(RECORDS SHOWN)

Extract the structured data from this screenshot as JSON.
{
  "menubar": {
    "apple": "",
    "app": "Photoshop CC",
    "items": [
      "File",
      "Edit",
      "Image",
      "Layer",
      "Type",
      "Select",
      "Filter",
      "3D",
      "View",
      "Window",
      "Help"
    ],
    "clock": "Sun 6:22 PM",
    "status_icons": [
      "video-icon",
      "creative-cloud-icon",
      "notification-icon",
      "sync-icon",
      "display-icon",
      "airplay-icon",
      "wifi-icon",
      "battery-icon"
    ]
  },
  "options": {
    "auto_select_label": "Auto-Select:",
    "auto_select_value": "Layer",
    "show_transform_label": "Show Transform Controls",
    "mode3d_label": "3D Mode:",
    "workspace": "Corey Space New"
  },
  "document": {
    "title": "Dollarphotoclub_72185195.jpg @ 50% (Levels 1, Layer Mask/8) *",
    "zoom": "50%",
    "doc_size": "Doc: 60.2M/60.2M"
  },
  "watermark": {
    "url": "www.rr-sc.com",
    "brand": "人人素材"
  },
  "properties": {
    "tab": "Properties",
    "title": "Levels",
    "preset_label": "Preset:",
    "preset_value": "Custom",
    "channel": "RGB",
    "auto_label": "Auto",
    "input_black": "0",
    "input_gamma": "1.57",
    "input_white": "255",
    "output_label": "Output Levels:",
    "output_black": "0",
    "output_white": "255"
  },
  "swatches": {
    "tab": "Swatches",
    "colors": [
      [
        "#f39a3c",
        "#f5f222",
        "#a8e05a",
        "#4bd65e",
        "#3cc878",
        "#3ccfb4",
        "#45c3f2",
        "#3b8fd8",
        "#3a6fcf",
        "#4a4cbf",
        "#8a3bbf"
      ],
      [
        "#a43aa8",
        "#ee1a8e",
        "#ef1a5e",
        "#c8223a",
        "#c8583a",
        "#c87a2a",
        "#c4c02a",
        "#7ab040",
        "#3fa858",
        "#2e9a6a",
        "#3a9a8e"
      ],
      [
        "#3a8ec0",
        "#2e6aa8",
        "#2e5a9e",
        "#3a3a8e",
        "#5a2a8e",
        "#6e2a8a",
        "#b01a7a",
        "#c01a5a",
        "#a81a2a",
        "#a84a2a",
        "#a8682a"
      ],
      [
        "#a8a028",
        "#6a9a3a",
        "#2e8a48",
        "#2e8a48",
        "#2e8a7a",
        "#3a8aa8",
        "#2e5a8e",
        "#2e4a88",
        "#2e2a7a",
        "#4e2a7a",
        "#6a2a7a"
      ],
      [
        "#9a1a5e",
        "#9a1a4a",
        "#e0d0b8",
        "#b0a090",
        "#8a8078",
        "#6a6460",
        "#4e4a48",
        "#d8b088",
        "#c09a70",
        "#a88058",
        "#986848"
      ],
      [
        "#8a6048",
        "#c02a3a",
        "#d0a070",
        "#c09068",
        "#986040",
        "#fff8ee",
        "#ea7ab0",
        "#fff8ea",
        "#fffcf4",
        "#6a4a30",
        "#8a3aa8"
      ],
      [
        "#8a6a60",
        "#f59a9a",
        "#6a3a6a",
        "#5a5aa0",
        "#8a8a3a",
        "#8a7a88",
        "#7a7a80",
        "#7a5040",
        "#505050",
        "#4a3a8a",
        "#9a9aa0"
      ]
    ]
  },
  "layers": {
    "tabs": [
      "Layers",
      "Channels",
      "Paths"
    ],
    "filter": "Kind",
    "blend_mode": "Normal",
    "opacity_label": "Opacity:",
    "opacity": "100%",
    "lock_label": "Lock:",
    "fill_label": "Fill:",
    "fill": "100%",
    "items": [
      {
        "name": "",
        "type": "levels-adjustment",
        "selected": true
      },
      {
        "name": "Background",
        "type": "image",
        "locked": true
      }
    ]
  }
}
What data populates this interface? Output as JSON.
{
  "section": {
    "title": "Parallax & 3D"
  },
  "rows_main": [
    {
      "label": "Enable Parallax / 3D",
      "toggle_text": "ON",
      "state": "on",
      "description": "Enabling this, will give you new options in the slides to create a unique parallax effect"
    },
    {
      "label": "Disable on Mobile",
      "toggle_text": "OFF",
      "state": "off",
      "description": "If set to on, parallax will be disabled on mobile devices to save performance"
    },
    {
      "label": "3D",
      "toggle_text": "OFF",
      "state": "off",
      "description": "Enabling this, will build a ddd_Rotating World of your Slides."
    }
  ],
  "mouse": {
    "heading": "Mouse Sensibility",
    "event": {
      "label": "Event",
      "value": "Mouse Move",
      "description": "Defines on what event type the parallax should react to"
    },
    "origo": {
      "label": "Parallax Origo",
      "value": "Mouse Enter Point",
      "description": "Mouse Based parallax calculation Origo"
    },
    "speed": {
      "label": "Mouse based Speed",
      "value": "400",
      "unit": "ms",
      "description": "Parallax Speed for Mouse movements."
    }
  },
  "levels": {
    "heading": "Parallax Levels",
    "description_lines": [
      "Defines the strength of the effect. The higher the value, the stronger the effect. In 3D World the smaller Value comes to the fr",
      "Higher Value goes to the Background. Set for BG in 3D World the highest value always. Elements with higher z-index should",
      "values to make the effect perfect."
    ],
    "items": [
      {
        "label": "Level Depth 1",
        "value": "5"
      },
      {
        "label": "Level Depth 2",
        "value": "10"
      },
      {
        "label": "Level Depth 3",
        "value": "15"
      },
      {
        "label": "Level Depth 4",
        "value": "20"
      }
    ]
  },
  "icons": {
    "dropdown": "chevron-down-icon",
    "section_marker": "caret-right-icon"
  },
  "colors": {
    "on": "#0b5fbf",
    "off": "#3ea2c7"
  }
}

(GIVEN INSTRUCTION) Repeat the listing exactly, from its first line to its last.

(RESPONSE TO THIS TASK)
Extract the structured data from this screenshot as JSON.
{
  "menubar": {
    "apple": "",
    "app": "Photoshop CC",
    "items": [
      "File",
      "Edit",
      "Image",
      "Layer",
      "Type",
      "Select",
      "Filter",
      "3D",
      "View",
      "Window",
      "Help"
    ],
    "clock": "Sun 6:22 PM",
    "status_icons": [
      "video-icon",
      "creative-cloud-icon",
      "notification-icon",
      "sync-icon",
      "display-icon",
      "airplay-icon",
      "wifi-icon",
      "battery-icon"
    ]
  },
  "options": {
    "auto_select_label": "Auto-Select:",
    "auto_select_value": "Layer",
    "show_transform_label": "Show Transform Controls",
    "mode3d_label": "3D Mode:",
    "workspace": "Corey Space New"
  },
  "document": {
    "title": "Dollarphotoclub_72185195.jpg @ 50% (Levels 1, Layer Mask/8) *",
    "zoom": "50%",
    "doc_size": "Doc: 60.2M/60.2M"
  },
  "watermark": {
    "url": "www.rr-sc.com",
    "brand": "人人素材"
  },
  "properties": {
    "tab": "Properties",
    "title": "Levels",
    "preset_label": "Preset:",
    "preset_value": "Custom",
    "channel": "RGB",
    "auto_label": "Auto",
    "input_black": "0",
    "input_gamma": "1.57",
    "input_white": "255",
    "output_label": "Output Levels:",
    "output_black": "0",
    "output_white": "255"
  },
  "swatches": {
    "tab": "Swatches",
    "colors": [
      [
        "#f39a3c",
        "#f5f222",
        "#a8e05a",
        "#4bd65e",
        "#3cc878",
        "#3ccfb4",
        "#45c3f2",
        "#3b8fd8",
        "#3a6fcf",
        "#4a4cbf",
        "#8a3bbf"
      ],
      [
        "#a43aa8",
        "#ee1a8e",
        "#ef1a5e",
        "#c8223a",
        "#c8583a",
        "#c87a2a",
        "#c4c02a",
        "#7ab040",
        "#3fa858",
        "#2e9a6a",
        "#3a9a8e"
      ],
      [
        "#3a8ec0",
        "#2e6aa8",
        "#2e5a9e",
        "#3a3a8e",
        "#5a2a8e",
        "#6e2a8a",
        "#b01a7a",
        "#c01a5a",
        "#a81a2a",
        "#a84a2a",
        "#a8682a"
      ],
      [
        "#a8a028",
        "#6a9a3a",
        "#2e8a48",
        "#2e8a48",
        "#2e8a7a",
        "#3a8aa8",
        "#2e5a8e",
        "#2e4a88",
        "#2e2a7a",
        "#4e2a7a",
        "#6a2a7a"
      ],
      [
        "#9a1a5e",
        "#9a1a4a",
        "#e0d0b8",
        "#b0a090",
        "#8a8078",
        "#6a6460",
        "#4e4a48",
        "#d8b088",
        "#c09a70",
        "#a88058",
        "#986848"
      ],
      [
        "#8a6048",
        "#c02a3a",
        "#d0a070",
        "#c09068",
        "#986040",
        "#fff8ee",
        "#ea7ab0",
        "#fff8ea",
        "#fffcf4",
        "#6a4a30",
        "#8a3aa8"
      ],
      [
        "#8a6a60",
        "#f59a9a",
        "#6a3a6a",
        "#5a5aa0",
        "#8a8a3a",
        "#8a7a88",
        "#7a7a80",
        "#7a5040",
        "#505050",
        "#4a3a8a",
        "#9a9aa0"
      ]
    ]
  },
  "layers": {
    "tabs": [
      "Layers",
      "Channels",
      "Paths"
    ],
    "filter": "Kind",
    "blend_mode": "Normal",
    "opacity_label": "Opacity:",
    "opacity": "100%",
    "lock_label": "Lock:",
    "fill_label": "Fill:",
    "fill": "100%",
    "items": [
      {
        "name": "",
        "type": "levels-adjustment",
        "selected": true
      },
      {
        "name": "Background",
        "type": "image",
        "locked": true
      }
    ]
  }
}
What data populates this interface? Output as JSON.
{
  "section": {
    "title": "Parallax & 3D"
  },
  "rows_main": [
    {
      "label": "Enable Parallax / 3D",
      "toggle_text": "ON",
      "state": "on",
      "description": "Enabling this, will give you new options in the slides to create a unique parallax effect"
    },
    {
      "label": "Disable on Mobile",
      "toggle_text": "OFF",
      "state": "off",
      "description": "If set to on, parallax will be disabled on mobile devices to save performance"
    },
    {
      "label": "3D",
      "toggle_text": "OFF",
      "state": "off",
      "description": "Enabling this, will build a ddd_Rotating World of your Slides."
    }
  ],
  "mouse": {
    "heading": "Mouse Sensibility",
    "event": {
      "label": "Event",
      "value": "Mouse Move",
      "description": "Defines on what event type the parallax should react to"
    },
    "origo": {
      "label": "Parallax Origo",
      "value": "Mouse Enter Point",
      "description": "Mouse Based parallax calculation Origo"
    },
    "speed": {
      "label": "Mouse based Speed",
      "value": "400",
      "unit": "ms",
      "description": "Parallax Speed for Mouse movements."
    }
  },
  "levels": {
    "heading": "Parallax Levels",
    "description_lines": [
      "Defines the strength of the effect. The higher the value, the stronger the effect. In 3D World the smaller Value comes to the fr",
      "Higher Value goes to the Background. Set for BG in 3D World the highest value always. Elements with higher z-index should",
      "values to make the effect perfect."
    ],
    "items": [
      {
        "label": "Level Depth 1",
        "value": "5"
      },
      {
        "label": "Level Depth 2",
        "value": "10"
      },
      {
        "label": "Level Depth 3",
        "value": "15"
      },
      {
        "label": "Level Depth 4",
        "value": "20"
      }
    ]
  },
  "icons": {
    "dropdown": "chevron-down-icon",
    "section_marker": "caret-right-icon"
  },
  "colors": {
    "on": "#0b5fbf",
    "off": "#3ea2c7"
  }
}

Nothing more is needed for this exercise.